◆ REQUIREMENT 1: Please write out the rows, starting with the very first row and going on through the line that contains "close-button[interactable]: Close bbox=[634, 620, 773, 695]", with both ends included.

◆ EXTRACT:

————

PREFACE

Chocolate is a food product made from cocoa beans mixed with fat, sugar and other ingredients that could differs from each type of chocolate. This particular session is narrowly focused on plain dark chocolate type. Which by definition, dark chocolate contains 50-90% cocoa solid, cocoa butter, and sugar.

The rating which will be heavily analyzed is a database from “Flavors of Cacao” which can be retrieved from Tidy Tuesday. The ratings (as the Flavors of Cacao claimed) do not reflect health benefits, social missions, or organic status.


LIBRARY PREPARATION

#Library Preparation
library(tidytuesdayR)
library(tidyverse)
library(ggplot2)
library(scales)

READ DATA FROM TIDYTUESDAY

chocolate <- readr::read_csv('https://raw.githubusercontent.com/rfordatascience/tidytuesday/master/data/2022/2022-01-18/chocolate.csv')

Data Glossary

Variable Description
ref Reference ID, The highest REF numbers were the last entries made.
company_manufacturer Manufacturer name
company_location Manufacturer region
review_date Review date (year)
country_of_bean_origin Country of origin
specific_bean_origin_or_bar_name Specific bean or bar name
cocoa_percent Cocoa percent (% chocolate)
ingredients Ingredients, (“#” = represents the number of ingredients in the chocolate; B = Beans, S = Sugar, S* = Sweetener other than white cane or beet sugar, C = Cocoa Butter, V = Vanilla, L = Lecithin, Sa = Salt)
most_memorable_characteristics Most Memorable Characteristics column is a summary review of the most memorable characteristics of that bar. Terms generally relate to anything from texture, flavor, overall opinion, etc. separated by ‘,’
rating rating between 1-5

Review Guide

Based on data source: “Flavors of Cacao”

Rating Scale Interpretation
4.0 - 5.0 Outstanding
3.5 - 3.9 Highly Recommended
3.0 - 3.49 Recommended
2.0 - 2.9 Disappointing
1.0 - 1.9 Unpleasant

OBJECTIVES

  1. Rating distribution
  2. Cocoa percentage frequency distribution in each rating classification
  3. Popular country of bean origin
  4. Popular beans & it’s rating distribution
  5. Analyze chocolate characteristics in rating group
  6. Ingredients composition based on rating group
  7. Most Manufactures Produced High Rated Chocolate

DATA WRANGLING

  1. Check duplicate data
any(duplicated(chocolate))
>> [1] FALSE
#No duplicate data
  1. Check NA/NULL Values
anyNA(chocolate)
>> [1] TRUE
  1. Inspect which column contains NA value
#Check NA in each column
map(chocolate, ~sum(is.na(.)))

————

◆ REQUIREMENT 2: Turn the paragraph of the chocolate analysis that begins "The rating which will be heavily analyzed" into a short bulleted list that keeps its main facts.

————

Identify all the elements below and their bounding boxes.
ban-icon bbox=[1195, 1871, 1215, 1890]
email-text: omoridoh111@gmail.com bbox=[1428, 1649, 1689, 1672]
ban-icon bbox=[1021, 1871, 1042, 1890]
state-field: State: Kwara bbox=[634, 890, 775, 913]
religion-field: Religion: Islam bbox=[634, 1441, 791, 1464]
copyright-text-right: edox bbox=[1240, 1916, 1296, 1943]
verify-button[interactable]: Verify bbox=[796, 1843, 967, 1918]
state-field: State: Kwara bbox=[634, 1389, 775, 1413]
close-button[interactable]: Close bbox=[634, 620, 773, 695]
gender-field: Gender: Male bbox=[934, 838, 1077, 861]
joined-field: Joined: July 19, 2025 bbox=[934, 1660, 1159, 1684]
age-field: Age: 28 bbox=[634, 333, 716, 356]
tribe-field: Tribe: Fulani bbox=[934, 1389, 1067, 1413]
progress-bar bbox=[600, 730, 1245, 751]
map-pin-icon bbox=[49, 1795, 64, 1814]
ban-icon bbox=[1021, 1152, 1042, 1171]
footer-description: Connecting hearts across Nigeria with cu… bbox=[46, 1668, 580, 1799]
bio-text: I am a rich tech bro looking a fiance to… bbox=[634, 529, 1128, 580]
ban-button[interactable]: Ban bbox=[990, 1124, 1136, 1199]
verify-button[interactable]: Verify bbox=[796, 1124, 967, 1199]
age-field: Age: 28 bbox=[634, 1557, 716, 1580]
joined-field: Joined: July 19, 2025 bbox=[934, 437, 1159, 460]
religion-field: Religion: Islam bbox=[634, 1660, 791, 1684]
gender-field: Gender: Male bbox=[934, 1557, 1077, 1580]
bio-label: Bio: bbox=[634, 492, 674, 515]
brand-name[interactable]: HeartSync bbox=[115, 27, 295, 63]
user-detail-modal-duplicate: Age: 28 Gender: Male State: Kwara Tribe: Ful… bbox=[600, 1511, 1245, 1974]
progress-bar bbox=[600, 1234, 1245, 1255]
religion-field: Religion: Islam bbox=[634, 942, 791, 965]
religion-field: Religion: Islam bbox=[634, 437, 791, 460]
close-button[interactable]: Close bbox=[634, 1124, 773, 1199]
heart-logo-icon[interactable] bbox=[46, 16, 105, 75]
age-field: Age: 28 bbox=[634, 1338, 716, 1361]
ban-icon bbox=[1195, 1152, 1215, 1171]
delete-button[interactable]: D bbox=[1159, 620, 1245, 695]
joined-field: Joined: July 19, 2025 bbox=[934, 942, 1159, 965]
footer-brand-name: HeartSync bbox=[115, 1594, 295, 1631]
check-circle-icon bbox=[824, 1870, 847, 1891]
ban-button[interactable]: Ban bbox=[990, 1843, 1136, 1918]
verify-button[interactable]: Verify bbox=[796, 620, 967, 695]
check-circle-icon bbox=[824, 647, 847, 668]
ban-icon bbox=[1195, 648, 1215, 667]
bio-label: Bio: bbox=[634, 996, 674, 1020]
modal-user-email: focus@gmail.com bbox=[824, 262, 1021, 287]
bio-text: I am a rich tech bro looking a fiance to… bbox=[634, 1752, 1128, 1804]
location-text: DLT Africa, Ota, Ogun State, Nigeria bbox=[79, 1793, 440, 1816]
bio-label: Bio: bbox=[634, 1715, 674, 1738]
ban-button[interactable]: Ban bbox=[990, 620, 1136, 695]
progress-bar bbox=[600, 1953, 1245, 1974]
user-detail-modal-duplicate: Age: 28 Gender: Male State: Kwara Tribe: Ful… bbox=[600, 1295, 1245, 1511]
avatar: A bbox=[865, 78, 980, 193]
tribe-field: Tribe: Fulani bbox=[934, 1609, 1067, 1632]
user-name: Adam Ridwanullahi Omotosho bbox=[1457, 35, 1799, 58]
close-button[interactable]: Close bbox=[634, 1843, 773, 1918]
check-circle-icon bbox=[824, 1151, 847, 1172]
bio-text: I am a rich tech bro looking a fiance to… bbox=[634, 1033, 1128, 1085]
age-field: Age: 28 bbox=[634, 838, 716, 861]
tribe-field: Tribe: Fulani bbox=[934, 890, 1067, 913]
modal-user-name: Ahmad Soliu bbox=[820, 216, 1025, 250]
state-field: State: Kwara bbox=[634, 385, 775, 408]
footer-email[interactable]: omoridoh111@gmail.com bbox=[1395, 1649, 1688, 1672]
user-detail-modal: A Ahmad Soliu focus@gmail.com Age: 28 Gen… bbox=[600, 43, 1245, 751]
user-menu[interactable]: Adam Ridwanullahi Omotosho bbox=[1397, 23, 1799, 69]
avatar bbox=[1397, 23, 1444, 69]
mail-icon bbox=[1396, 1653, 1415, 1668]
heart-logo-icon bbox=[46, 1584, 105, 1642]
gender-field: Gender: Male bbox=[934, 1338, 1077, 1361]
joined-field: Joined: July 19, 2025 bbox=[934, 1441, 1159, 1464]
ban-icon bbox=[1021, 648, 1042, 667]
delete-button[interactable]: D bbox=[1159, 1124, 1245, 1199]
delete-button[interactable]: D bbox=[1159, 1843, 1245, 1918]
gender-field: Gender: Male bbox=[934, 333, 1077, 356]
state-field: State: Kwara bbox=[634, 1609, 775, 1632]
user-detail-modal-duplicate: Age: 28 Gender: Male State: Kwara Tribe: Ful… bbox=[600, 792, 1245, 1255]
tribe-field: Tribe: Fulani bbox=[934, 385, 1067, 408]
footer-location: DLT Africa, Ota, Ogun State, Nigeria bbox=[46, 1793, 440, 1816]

————

◆ ANSWER 1:
Identify all the elements below and their bounding boxes.
ban-icon bbox=[1195, 1871, 1215, 1890]
email-text: omoridoh111@gmail.com bbox=[1428, 1649, 1689, 1672]
ban-icon bbox=[1021, 1871, 1042, 1890]
state-field: State: Kwara bbox=[634, 890, 775, 913]
religion-field: Religion: Islam bbox=[634, 1441, 791, 1464]
copyright-text-right: edox bbox=[1240, 1916, 1296, 1943]
verify-button[interactable]: Verify bbox=[796, 1843, 967, 1918]
state-field: State: Kwara bbox=[634, 1389, 775, 1413]
close-button[interactable]: Close bbox=[634, 620, 773, 695]

◆ ANSWER 2:
- The ratings analyzed come from the "Flavors of Cacao" database.
- The database can be retrieved from Tidy Tuesday.
- According to Flavors of Cacao, the ratings do not reflect health benefits, social missions, or organic status.